What the task requires: Write out the entries again exactly as they are given.

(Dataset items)
☆ ☆ ☆ ☆ ☆

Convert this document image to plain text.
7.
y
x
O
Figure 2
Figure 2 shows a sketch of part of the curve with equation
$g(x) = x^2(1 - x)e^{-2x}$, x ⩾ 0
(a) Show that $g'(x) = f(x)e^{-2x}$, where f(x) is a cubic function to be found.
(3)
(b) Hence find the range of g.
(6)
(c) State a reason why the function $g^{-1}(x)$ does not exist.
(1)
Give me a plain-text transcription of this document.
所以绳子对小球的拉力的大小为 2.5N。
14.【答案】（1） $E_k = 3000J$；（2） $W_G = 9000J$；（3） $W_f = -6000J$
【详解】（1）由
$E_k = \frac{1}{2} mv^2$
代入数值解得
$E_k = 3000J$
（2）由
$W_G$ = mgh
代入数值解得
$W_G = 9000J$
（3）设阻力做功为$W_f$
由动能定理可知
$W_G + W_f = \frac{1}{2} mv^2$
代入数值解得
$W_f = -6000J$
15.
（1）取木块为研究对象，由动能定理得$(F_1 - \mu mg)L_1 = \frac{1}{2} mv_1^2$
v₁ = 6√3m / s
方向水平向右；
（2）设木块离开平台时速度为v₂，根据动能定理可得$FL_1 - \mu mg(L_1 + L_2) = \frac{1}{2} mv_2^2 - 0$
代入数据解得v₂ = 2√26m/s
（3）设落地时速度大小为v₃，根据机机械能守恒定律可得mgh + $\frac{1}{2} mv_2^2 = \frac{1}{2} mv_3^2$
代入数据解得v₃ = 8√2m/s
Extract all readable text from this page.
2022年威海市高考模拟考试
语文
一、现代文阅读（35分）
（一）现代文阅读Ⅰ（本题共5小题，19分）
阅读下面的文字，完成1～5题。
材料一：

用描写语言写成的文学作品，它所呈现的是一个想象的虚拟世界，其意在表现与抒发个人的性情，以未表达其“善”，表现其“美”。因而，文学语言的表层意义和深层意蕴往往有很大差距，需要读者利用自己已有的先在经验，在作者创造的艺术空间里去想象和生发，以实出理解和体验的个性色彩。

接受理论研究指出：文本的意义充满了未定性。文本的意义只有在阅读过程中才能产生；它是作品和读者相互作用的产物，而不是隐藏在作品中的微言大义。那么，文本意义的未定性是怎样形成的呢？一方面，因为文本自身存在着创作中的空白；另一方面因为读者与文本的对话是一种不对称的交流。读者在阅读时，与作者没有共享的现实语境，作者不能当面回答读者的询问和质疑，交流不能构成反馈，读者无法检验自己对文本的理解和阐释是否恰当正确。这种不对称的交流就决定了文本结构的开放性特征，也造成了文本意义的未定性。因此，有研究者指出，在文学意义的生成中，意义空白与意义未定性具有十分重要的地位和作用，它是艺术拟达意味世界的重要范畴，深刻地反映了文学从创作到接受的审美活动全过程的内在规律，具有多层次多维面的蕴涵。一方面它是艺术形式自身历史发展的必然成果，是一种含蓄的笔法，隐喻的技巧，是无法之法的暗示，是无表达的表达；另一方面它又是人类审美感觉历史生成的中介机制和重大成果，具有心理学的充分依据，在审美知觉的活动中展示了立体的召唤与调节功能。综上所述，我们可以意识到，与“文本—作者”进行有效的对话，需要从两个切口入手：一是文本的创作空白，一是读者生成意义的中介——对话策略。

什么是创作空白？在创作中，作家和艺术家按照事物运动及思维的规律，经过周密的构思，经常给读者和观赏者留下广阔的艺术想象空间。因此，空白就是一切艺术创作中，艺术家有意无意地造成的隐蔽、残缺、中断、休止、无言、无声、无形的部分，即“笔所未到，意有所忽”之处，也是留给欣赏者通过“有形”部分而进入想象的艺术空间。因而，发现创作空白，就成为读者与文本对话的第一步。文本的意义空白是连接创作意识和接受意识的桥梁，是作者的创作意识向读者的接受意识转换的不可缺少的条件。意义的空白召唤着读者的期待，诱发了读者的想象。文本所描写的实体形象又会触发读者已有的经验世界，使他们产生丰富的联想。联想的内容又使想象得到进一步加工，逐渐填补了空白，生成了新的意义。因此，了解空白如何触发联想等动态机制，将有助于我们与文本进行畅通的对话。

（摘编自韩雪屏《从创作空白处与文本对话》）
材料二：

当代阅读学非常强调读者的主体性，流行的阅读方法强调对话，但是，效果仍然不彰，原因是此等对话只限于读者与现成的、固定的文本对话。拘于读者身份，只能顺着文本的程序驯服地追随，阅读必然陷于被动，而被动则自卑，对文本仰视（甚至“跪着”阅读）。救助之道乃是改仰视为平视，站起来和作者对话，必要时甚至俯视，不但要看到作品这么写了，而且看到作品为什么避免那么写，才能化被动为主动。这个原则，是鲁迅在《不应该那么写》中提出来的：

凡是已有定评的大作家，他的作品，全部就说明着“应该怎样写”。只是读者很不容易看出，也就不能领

☆ ☆ ☆ ☆ ☆

Solution below:
Convert this document image to plain text.
7.
y
x
O
Figure 2
Figure 2 shows a sketch of part of the curve with equation
$g(x) = x^2(1 - x)e^{-2x}$, x ⩾ 0
(a) Show that $g'(x) = f(x)e^{-2x}$, where f(x) is a cubic function to be found.
(3)
(b) Hence find the range of g.
(6)
(c) State a reason why the function $g^{-1}(x)$ does not exist.
(1)
Give me a plain-text transcription of this document.
所以绳子对小球的拉力的大小为 2.5N。
14.【答案】（1） $E_k = 3000J$；（2） $W_G = 9000J$；（3） $W_f = -6000J$
【详解】（1）由
$E_k = \frac{1}{2} mv^2$
代入数值解得
$E_k = 3000J$
（2）由
$W_G$ = mgh
代入数值解得
$W_G = 9000J$
（3）设阻力做功为$W_f$
由动能定理可知
$W_G + W_f = \frac{1}{2} mv^2$
代入数值解得
$W_f = -6000J$
15.
（1）取木块为研究对象，由动能定理得$(F_1 - \mu mg)L_1 = \frac{1}{2} mv_1^2$
v₁ = 6√3m / s
方向水平向右；
（2）设木块离开平台时速度为v₂，根据动能定理可得$FL_1 - \mu mg(L_1 + L_2) = \frac{1}{2} mv_2^2 - 0$
代入数据解得v₂ = 2√26m/s
（3）设落地时速度大小为v₃，根据机机械能守恒定律可得mgh + $\frac{1}{2} mv_2^2 = \frac{1}{2} mv_3^2$
代入数据解得v₃ = 8√2m/s
Extract all readable text from this page.
2022年威海市高考模拟考试
语文
一、现代文阅读（35分）
（一）现代文阅读Ⅰ（本题共5小题，19分）
阅读下面的文字，完成1～5题。
材料一：

用描写语言写成的文学作品，它所呈现的是一个想象的虚拟世界，其意在表现与抒发个人的性情，以未表达其“善”，表现其“美”。因而，文学语言的表层意义和深层意蕴往往有很大差距，需要读者利用自己已有的先在经验，在作者创造的艺术空间里去想象和生发，以实出理解和体验的个性色彩。

接受理论研究指出：文本的意义充满了未定性。文本的意义只有在阅读过程中才能产生；它是作品和读者相互作用的产物，而不是隐藏在作品中的微言大义。那么，文本意义的未定性是怎样形成的呢？一方面，因为文本自身存在着创作中的空白；另一方面因为读者与文本的对话是一种不对称的交流。读者在阅读时，与作者没有共享的现实语境，作者不能当面回答读者的询问和质疑，交流不能构成反馈，读者无法检验自己对文本的理解和阐释是否恰当正确。这种不对称的交流就决定了文本结构的开放性特征，也造成了文本意义的未定性。因此，有研究者指出，在文学意义的生成中，意义空白与意义未定性具有十分重要的地位和作用，它是艺术拟达意味世界的重要范畴，深刻地反映了文学从创作到接受的审美活动全过程的内在规律，具有多层次多维面的蕴涵。一方面它是艺术形式自身历史发展的必然成果，是一种含蓄的笔法，隐喻的技巧，是无法之法的暗示，是无表达的表达；另一方面它又是人类审美感觉历史生成的中介机制和重大成果，具有心理学的充分依据，在审美知觉的活动中展示了立体的召唤与调节功能。综上所述，我们可以意识到，与“文本—作者”进行有效的对话，需要从两个切口入手：一是文本的创作空白，一是读者生成意义的中介——对话策略。

什么是创作空白？在创作中，作家和艺术家按照事物运动及思维的规律，经过周密的构思，经常给读者和观赏者留下广阔的艺术想象空间。因此，空白就是一切艺术创作中，艺术家有意无意地造成的隐蔽、残缺、中断、休止、无言、无声、无形的部分，即“笔所未到，意有所忽”之处，也是留给欣赏者通过“有形”部分而进入想象的艺术空间。因而，发现创作空白，就成为读者与文本对话的第一步。文本的意义空白是连接创作意识和接受意识的桥梁，是作者的创作意识向读者的接受意识转换的不可缺少的条件。意义的空白召唤着读者的期待，诱发了读者的想象。文本所描写的实体形象又会触发读者已有的经验世界，使他们产生丰富的联想。联想的内容又使想象得到进一步加工，逐渐填补了空白，生成了新的意义。因此，了解空白如何触发联想等动态机制，将有助于我们与文本进行畅通的对话。

（摘编自韩雪屏《从创作空白处与文本对话》）
材料二：

当代阅读学非常强调读者的主体性，流行的阅读方法强调对话，但是，效果仍然不彰，原因是此等对话只限于读者与现成的、固定的文本对话。拘于读者身份，只能顺着文本的程序驯服地追随，阅读必然陷于被动，而被动则自卑，对文本仰视（甚至“跪着”阅读）。救助之道乃是改仰视为平视，站起来和作者对话，必要时甚至俯视，不但要看到作品这么写了，而且看到作品为什么避免那么写，才能化被动为主动。这个原则，是鲁迅在《不应该那么写》中提出来的：

凡是已有定评的大作家，他的作品，全部就说明着“应该怎样写”。只是读者很不容易看出，也就不能领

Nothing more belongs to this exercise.